>> START Listed records
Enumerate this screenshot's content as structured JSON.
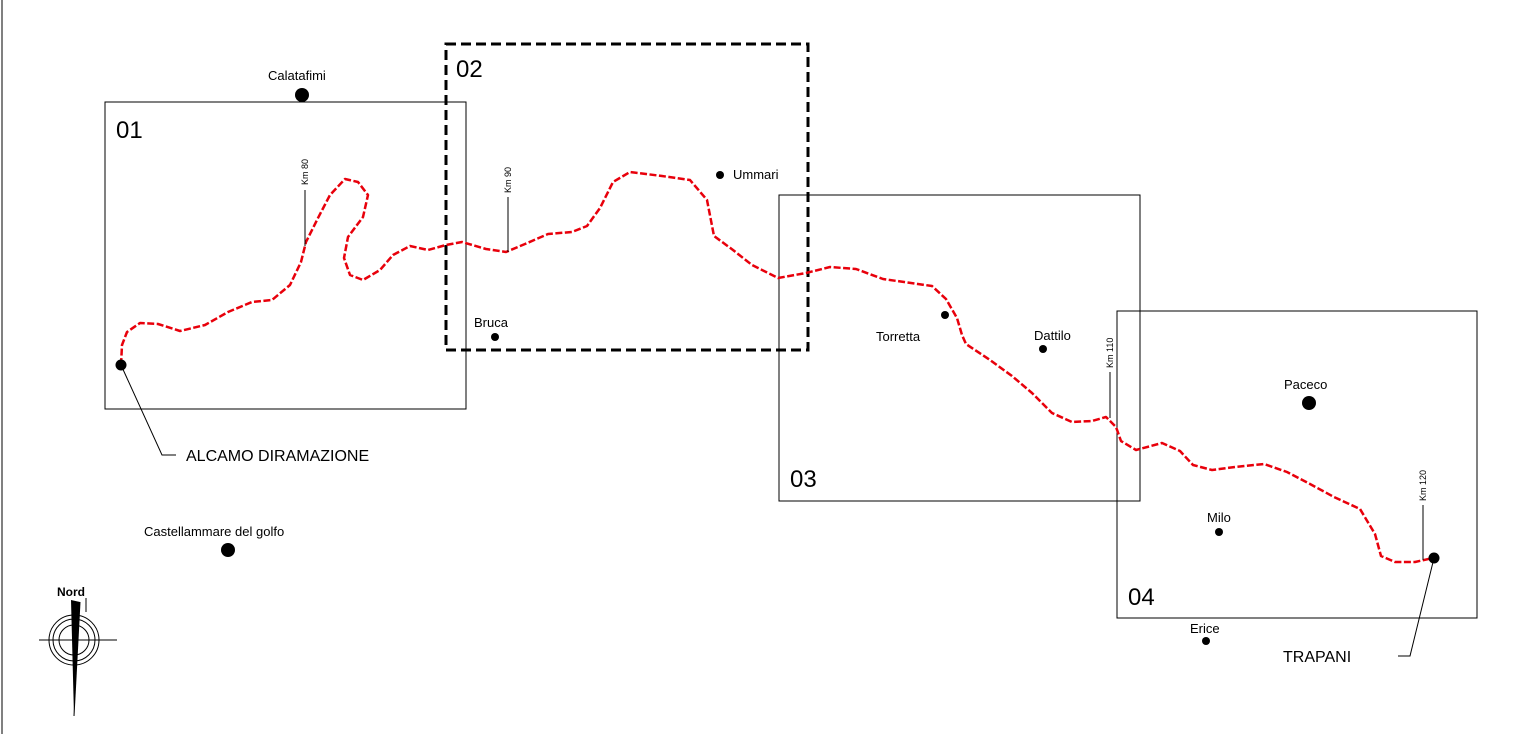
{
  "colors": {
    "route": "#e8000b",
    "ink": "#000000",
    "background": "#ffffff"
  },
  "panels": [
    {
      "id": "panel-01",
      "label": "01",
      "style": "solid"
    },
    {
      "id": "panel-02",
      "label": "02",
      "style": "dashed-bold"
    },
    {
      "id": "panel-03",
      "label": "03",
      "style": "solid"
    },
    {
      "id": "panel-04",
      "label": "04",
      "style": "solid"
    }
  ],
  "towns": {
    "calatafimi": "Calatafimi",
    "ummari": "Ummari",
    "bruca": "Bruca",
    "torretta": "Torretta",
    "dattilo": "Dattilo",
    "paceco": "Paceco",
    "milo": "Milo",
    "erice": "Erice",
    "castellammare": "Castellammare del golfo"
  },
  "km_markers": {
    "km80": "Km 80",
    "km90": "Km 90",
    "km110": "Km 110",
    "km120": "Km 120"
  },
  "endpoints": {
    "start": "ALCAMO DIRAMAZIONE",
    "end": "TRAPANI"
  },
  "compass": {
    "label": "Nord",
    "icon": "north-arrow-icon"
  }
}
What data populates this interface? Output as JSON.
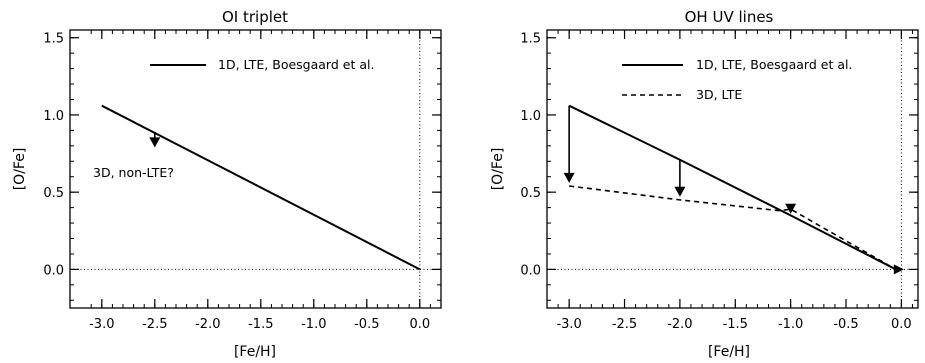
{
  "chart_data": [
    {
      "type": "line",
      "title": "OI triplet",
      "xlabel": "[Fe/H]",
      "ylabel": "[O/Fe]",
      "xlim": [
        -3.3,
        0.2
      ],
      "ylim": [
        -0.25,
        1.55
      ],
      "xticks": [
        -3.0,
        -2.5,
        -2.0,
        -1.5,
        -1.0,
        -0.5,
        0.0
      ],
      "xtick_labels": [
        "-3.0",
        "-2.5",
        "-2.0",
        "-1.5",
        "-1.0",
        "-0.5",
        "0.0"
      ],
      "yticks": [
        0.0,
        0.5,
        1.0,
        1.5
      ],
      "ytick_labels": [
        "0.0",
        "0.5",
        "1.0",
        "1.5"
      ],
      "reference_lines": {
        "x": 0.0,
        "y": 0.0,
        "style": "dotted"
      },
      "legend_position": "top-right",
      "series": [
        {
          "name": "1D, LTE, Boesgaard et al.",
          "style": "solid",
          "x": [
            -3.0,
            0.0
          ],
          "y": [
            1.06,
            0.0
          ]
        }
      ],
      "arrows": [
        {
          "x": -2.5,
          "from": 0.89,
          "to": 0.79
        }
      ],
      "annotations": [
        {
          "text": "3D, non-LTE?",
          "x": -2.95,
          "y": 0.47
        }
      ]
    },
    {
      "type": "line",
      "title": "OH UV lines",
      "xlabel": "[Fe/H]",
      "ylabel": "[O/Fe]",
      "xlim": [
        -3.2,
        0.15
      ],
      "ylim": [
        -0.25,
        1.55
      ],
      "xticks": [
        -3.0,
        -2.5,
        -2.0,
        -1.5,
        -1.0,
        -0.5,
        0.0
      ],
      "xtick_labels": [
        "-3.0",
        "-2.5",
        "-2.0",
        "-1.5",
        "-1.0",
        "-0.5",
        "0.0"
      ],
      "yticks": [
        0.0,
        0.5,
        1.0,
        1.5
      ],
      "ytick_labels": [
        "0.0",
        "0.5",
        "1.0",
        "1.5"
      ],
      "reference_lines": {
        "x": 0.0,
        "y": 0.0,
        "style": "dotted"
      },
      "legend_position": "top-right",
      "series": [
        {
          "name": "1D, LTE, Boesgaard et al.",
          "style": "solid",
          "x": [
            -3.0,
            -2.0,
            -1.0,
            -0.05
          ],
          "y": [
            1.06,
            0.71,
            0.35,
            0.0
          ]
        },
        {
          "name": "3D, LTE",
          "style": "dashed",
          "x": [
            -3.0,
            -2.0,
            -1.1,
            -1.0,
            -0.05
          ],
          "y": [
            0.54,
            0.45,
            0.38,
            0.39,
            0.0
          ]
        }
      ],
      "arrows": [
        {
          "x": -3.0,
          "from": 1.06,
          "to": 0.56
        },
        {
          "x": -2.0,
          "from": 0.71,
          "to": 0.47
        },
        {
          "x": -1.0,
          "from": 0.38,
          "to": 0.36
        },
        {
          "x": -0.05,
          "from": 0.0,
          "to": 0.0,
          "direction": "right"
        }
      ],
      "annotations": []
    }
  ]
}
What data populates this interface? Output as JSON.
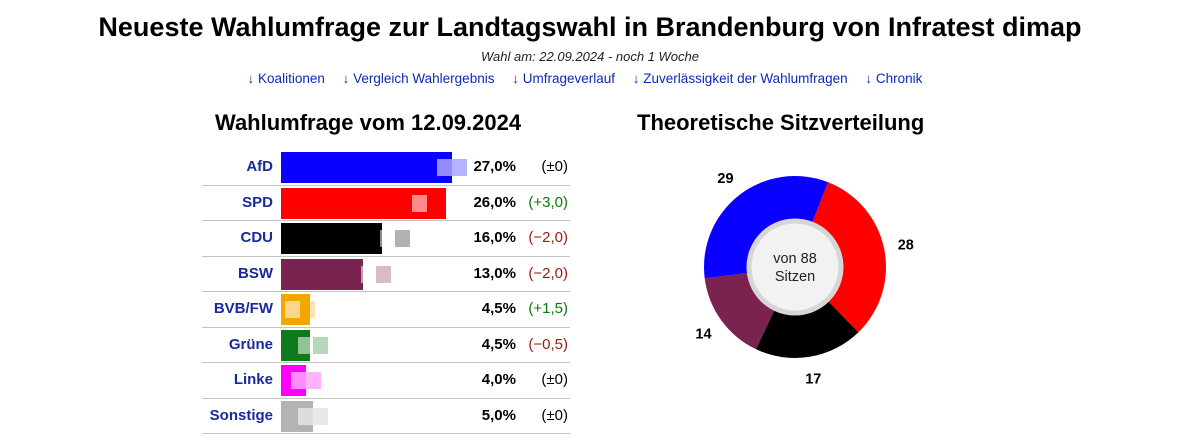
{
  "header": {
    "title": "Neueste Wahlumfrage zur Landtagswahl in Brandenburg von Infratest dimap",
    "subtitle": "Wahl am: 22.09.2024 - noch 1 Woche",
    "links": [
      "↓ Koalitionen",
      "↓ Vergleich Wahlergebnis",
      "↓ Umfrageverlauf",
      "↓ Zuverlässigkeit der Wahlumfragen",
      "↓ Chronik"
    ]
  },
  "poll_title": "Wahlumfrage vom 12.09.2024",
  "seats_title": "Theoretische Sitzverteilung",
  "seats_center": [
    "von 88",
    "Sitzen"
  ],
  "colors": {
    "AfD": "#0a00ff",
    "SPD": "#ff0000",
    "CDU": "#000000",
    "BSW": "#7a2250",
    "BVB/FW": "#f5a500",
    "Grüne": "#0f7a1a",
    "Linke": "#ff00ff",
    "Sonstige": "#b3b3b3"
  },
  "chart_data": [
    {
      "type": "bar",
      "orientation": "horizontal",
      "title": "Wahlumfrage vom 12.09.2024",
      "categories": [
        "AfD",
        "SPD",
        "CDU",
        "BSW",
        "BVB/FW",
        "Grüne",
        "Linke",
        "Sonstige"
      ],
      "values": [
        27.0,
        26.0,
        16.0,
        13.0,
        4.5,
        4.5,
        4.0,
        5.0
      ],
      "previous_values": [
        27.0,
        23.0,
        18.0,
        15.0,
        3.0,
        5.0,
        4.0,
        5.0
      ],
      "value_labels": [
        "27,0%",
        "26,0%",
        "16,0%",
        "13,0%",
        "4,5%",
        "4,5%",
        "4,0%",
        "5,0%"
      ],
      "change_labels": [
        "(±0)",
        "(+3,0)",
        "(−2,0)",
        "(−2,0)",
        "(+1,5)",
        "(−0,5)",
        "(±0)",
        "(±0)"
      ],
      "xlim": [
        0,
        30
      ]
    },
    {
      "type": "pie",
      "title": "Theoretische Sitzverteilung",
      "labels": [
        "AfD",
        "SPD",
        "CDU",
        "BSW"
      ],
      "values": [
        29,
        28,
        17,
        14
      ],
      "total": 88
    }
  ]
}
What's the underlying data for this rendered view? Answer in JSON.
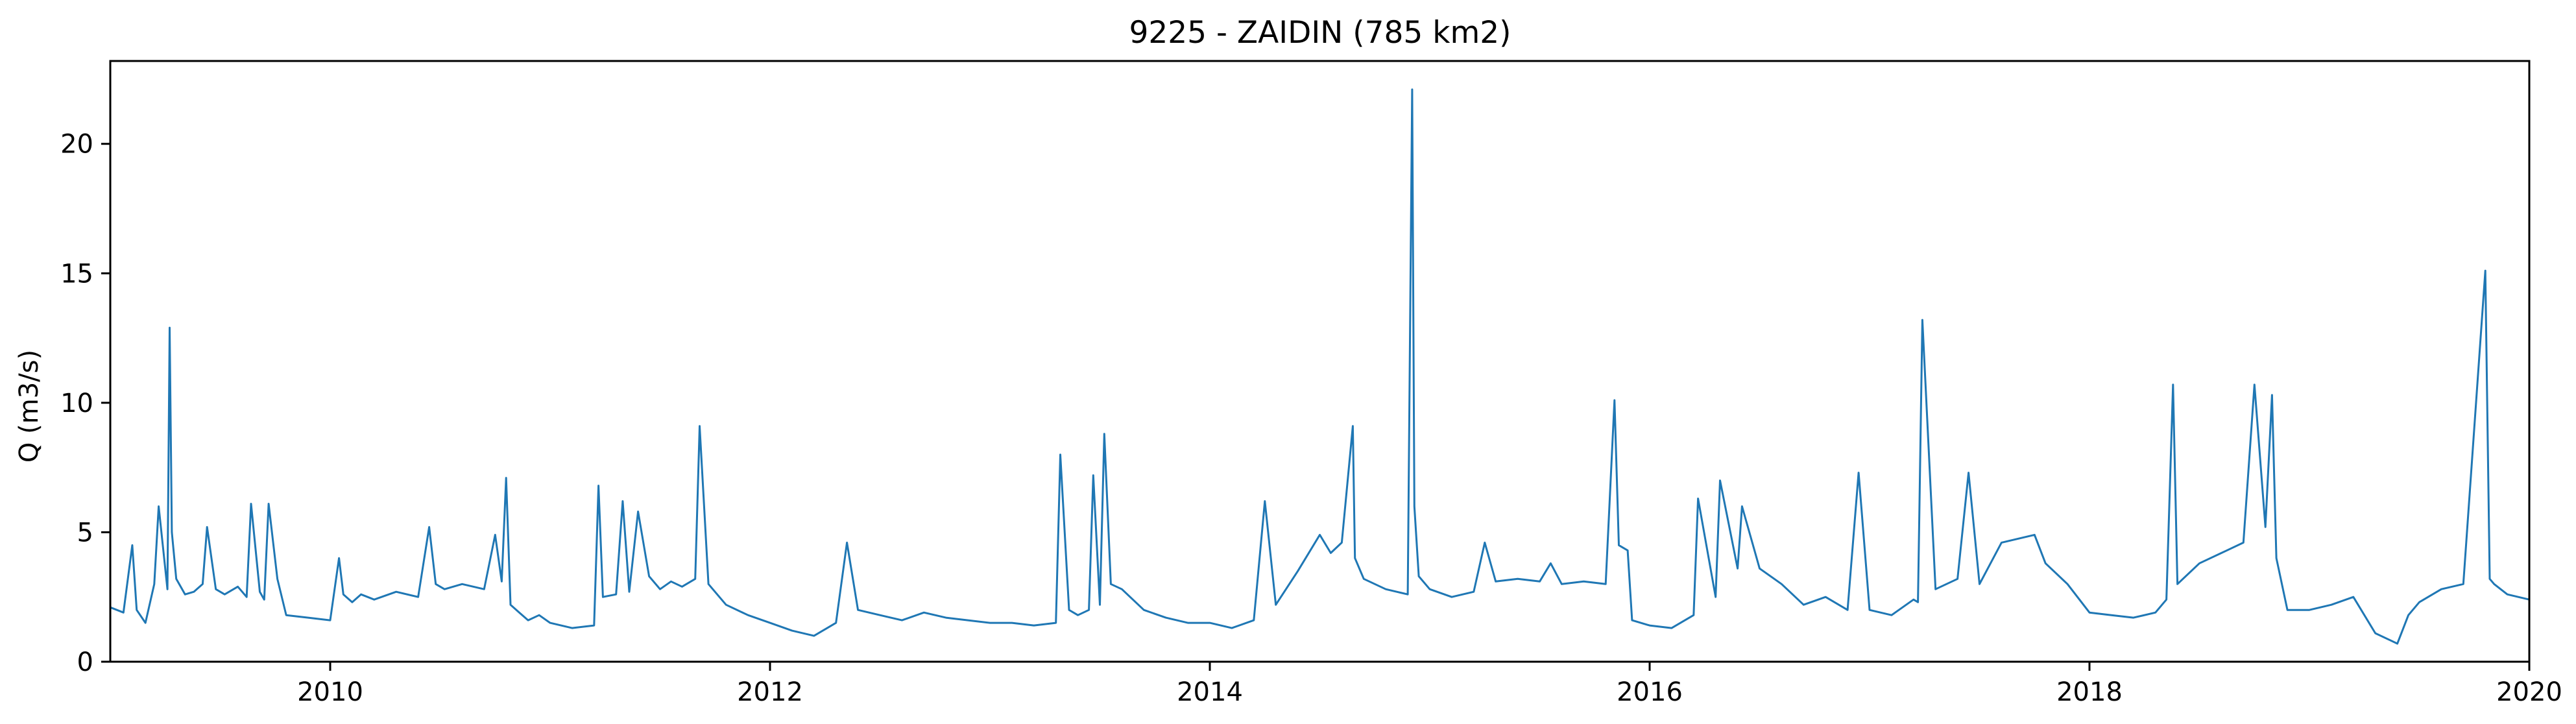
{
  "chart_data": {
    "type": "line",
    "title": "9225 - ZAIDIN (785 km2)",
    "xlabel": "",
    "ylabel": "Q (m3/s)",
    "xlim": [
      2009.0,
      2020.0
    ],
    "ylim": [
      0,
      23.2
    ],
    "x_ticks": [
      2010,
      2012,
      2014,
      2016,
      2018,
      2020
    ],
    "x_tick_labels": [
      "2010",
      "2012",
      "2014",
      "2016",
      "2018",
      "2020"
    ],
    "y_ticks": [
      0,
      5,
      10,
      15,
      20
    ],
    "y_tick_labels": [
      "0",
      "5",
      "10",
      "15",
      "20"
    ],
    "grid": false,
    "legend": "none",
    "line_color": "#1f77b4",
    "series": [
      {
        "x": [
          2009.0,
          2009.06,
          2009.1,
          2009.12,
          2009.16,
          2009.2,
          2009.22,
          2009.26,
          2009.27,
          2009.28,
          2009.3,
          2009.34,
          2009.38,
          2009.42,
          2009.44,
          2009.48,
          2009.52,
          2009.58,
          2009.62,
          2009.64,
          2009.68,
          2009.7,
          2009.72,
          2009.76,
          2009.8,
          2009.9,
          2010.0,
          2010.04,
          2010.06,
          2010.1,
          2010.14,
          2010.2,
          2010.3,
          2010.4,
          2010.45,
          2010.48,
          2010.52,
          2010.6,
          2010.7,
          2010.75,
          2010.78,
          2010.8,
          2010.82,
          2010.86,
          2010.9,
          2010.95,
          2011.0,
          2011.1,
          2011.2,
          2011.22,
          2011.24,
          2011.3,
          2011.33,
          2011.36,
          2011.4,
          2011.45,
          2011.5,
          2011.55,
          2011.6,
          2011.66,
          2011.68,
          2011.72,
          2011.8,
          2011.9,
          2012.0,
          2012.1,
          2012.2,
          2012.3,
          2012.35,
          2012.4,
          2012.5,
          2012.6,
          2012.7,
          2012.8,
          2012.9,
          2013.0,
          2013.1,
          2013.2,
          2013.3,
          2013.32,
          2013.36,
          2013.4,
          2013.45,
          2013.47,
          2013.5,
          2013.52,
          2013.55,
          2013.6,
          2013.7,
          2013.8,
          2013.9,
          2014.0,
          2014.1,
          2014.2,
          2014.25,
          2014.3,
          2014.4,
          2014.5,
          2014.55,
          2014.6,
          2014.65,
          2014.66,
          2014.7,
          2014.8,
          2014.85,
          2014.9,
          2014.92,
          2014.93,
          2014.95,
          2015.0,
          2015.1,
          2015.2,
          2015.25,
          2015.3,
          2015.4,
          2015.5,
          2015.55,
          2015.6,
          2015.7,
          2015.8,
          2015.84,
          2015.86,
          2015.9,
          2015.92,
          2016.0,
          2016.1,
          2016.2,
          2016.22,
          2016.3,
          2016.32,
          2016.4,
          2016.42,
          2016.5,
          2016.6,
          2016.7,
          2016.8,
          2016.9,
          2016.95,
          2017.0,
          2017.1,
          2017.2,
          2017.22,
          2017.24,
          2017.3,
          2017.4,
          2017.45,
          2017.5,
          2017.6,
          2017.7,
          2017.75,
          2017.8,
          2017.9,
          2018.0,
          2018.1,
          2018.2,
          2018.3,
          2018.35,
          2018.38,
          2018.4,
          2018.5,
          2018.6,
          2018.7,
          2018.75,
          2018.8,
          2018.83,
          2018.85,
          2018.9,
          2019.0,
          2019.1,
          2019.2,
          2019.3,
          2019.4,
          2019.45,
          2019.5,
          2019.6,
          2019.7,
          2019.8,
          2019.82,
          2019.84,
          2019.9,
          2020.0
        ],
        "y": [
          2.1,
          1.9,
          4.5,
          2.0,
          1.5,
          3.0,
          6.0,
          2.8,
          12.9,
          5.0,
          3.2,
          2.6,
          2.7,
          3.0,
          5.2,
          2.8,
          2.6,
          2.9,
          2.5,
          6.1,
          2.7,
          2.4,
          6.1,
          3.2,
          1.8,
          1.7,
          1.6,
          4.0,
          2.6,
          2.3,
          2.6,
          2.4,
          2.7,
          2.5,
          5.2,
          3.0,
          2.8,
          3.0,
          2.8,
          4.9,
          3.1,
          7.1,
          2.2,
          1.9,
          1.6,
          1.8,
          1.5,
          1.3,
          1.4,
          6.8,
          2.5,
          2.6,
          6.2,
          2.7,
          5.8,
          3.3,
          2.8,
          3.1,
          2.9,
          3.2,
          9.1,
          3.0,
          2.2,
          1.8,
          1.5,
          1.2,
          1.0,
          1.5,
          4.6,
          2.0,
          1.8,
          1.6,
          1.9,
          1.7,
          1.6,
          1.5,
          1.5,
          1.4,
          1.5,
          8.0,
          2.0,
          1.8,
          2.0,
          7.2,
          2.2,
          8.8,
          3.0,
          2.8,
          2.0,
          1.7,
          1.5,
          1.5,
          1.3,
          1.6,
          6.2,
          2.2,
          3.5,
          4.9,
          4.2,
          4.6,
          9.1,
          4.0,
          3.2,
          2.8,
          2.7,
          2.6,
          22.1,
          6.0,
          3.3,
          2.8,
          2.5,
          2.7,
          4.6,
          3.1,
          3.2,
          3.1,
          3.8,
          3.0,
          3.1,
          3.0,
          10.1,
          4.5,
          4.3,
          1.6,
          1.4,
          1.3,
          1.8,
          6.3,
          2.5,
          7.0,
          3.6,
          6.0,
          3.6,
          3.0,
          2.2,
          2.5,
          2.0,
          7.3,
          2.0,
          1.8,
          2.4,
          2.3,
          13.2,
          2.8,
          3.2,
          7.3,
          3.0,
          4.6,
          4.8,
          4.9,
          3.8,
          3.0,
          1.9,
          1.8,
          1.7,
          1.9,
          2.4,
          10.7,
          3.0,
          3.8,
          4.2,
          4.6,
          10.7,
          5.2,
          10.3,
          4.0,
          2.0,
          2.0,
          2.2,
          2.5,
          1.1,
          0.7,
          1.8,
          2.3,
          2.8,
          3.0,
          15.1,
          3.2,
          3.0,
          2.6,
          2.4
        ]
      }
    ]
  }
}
>> END Listed records
Direction =>
From the records given above, copy all lines containing "Sitzverteilung".

Output for this exercise =>
  "seats_title": "Theoretische Sitzverteilung",
      "title": "Theoretische Sitzverteilung",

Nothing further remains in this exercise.